Records to use:
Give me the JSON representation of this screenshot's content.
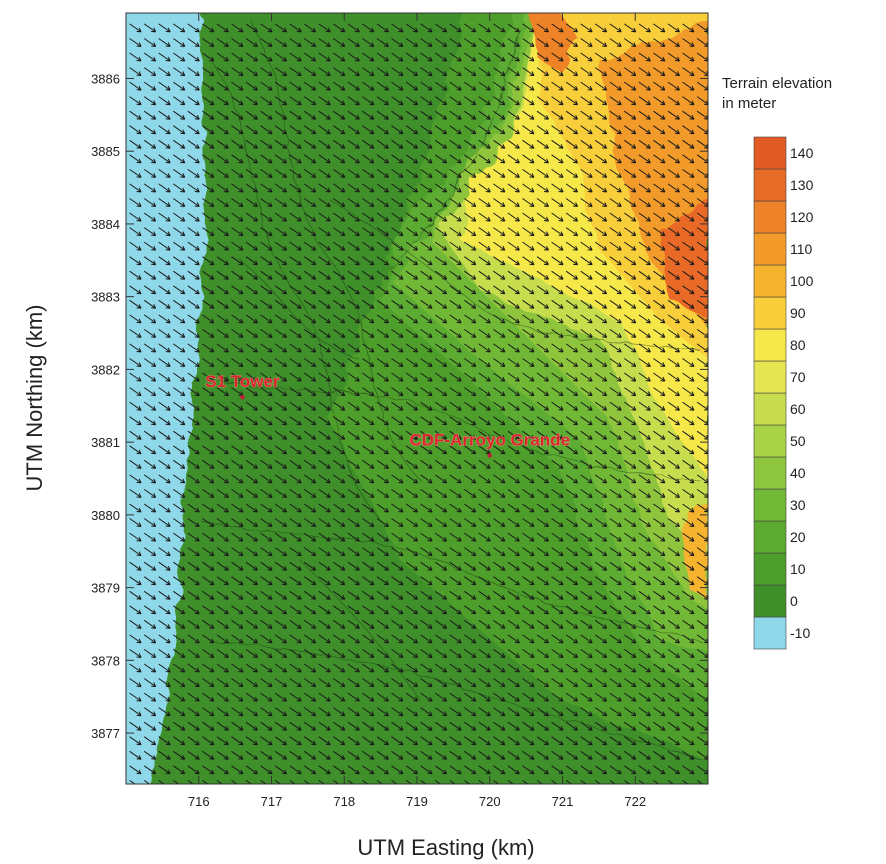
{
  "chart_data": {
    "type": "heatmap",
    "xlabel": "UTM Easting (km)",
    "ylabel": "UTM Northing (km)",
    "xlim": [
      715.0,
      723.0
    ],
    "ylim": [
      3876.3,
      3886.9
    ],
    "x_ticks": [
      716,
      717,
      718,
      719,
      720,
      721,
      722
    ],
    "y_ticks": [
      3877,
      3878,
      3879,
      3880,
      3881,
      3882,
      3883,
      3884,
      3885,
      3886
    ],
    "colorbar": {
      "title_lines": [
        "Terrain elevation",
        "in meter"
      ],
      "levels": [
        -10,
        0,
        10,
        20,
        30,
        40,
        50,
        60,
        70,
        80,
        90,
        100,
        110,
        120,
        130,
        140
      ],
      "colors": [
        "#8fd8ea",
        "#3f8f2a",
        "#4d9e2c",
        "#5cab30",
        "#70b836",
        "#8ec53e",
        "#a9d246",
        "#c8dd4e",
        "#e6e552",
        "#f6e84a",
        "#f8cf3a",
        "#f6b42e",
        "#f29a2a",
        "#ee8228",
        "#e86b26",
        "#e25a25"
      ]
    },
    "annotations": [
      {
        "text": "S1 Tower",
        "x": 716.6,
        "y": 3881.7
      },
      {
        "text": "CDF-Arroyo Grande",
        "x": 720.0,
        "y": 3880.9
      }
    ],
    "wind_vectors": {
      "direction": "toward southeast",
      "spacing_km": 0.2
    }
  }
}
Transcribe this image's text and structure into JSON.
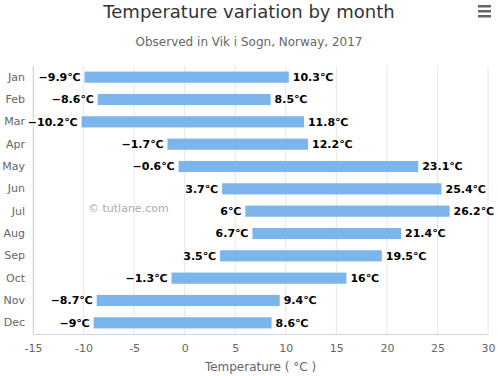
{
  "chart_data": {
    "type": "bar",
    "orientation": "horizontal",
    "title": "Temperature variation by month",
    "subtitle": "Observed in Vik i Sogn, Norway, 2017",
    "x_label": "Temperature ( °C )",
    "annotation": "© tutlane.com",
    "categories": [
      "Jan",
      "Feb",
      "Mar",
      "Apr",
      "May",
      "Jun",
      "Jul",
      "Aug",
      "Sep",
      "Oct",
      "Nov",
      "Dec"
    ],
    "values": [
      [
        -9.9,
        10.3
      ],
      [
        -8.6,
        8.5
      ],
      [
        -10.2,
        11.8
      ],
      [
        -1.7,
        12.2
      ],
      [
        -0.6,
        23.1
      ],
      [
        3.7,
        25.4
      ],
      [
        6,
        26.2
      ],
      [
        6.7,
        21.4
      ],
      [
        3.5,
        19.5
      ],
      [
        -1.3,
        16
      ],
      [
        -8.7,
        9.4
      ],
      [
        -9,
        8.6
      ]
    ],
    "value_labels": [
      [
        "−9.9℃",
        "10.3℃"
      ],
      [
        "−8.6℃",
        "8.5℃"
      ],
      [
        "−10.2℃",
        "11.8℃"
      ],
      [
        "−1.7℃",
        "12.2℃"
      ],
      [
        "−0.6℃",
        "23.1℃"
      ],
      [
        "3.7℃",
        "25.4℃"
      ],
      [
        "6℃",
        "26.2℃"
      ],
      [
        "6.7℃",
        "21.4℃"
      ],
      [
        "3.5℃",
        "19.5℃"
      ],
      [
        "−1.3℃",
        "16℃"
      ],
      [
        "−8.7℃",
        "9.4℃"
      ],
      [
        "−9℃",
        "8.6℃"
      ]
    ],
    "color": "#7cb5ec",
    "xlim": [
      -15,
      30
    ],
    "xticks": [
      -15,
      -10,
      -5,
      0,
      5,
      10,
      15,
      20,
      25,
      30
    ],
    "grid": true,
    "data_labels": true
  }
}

Task brief: Print out the material word for word, omitting the pictures.

Exercise solution:
Give me the JSON representation of this screenshot's content.
{
  "chart_data": {
    "type": "heatmap",
    "xlabel": "UTM Easting (km)",
    "ylabel": "UTM Northing (km)",
    "xlim": [
      715.0,
      723.0
    ],
    "ylim": [
      3876.3,
      3886.9
    ],
    "x_ticks": [
      716,
      717,
      718,
      719,
      720,
      721,
      722
    ],
    "y_ticks": [
      3877,
      3878,
      3879,
      3880,
      3881,
      3882,
      3883,
      3884,
      3885,
      3886
    ],
    "colorbar": {
      "title_lines": [
        "Terrain elevation",
        "in meter"
      ],
      "levels": [
        -10,
        0,
        10,
        20,
        30,
        40,
        50,
        60,
        70,
        80,
        90,
        100,
        110,
        120,
        130,
        140
      ],
      "colors": [
        "#8fd8ea",
        "#3f8f2a",
        "#4d9e2c",
        "#5cab30",
        "#70b836",
        "#8ec53e",
        "#a9d246",
        "#c8dd4e",
        "#e6e552",
        "#f6e84a",
        "#f8cf3a",
        "#f6b42e",
        "#f29a2a",
        "#ee8228",
        "#e86b26",
        "#e25a25"
      ]
    },
    "annotations": [
      {
        "text": "S1 Tower",
        "x": 716.6,
        "y": 3881.7
      },
      {
        "text": "CDF-Arroyo Grande",
        "x": 720.0,
        "y": 3880.9
      }
    ],
    "wind_vectors": {
      "direction": "toward southeast",
      "spacing_km": 0.2
    }
  }
}
Transcribe this image's text and structure into JSON.
{
  "chart_data": {
    "type": "bar",
    "orientation": "horizontal",
    "title": "Temperature variation by month",
    "subtitle": "Observed in Vik i Sogn, Norway, 2017",
    "x_label": "Temperature ( °C )",
    "annotation": "© tutlane.com",
    "categories": [
      "Jan",
      "Feb",
      "Mar",
      "Apr",
      "May",
      "Jun",
      "Jul",
      "Aug",
      "Sep",
      "Oct",
      "Nov",
      "Dec"
    ],
    "values": [
      [
        -9.9,
        10.3
      ],
      [
        -8.6,
        8.5
      ],
      [
        -10.2,
        11.8
      ],
      [
        -1.7,
        12.2
      ],
      [
        -0.6,
        23.1
      ],
      [
        3.7,
        25.4
      ],
      [
        6,
        26.2
      ],
      [
        6.7,
        21.4
      ],
      [
        3.5,
        19.5
      ],
      [
        -1.3,
        16
      ],
      [
        -8.7,
        9.4
      ],
      [
        -9,
        8.6
      ]
    ],
    "value_labels": [
      [
        "−9.9℃",
        "10.3℃"
      ],
      [
        "−8.6℃",
        "8.5℃"
      ],
      [
        "−10.2℃",
        "11.8℃"
      ],
      [
        "−1.7℃",
        "12.2℃"
      ],
      [
        "−0.6℃",
        "23.1℃"
      ],
      [
        "3.7℃",
        "25.4℃"
      ],
      [
        "6℃",
        "26.2℃"
      ],
      [
        "6.7℃",
        "21.4℃"
      ],
      [
        "3.5℃",
        "19.5℃"
      ],
      [
        "−1.3℃",
        "16℃"
      ],
      [
        "−8.7℃",
        "9.4℃"
      ],
      [
        "−9℃",
        "8.6℃"
      ]
    ],
    "color": "#7cb5ec",
    "xlim": [
      -15,
      30
    ],
    "xticks": [
      -15,
      -10,
      -5,
      0,
      5,
      10,
      15,
      20,
      25,
      30
    ],
    "grid": true,
    "data_labels": true
  }
}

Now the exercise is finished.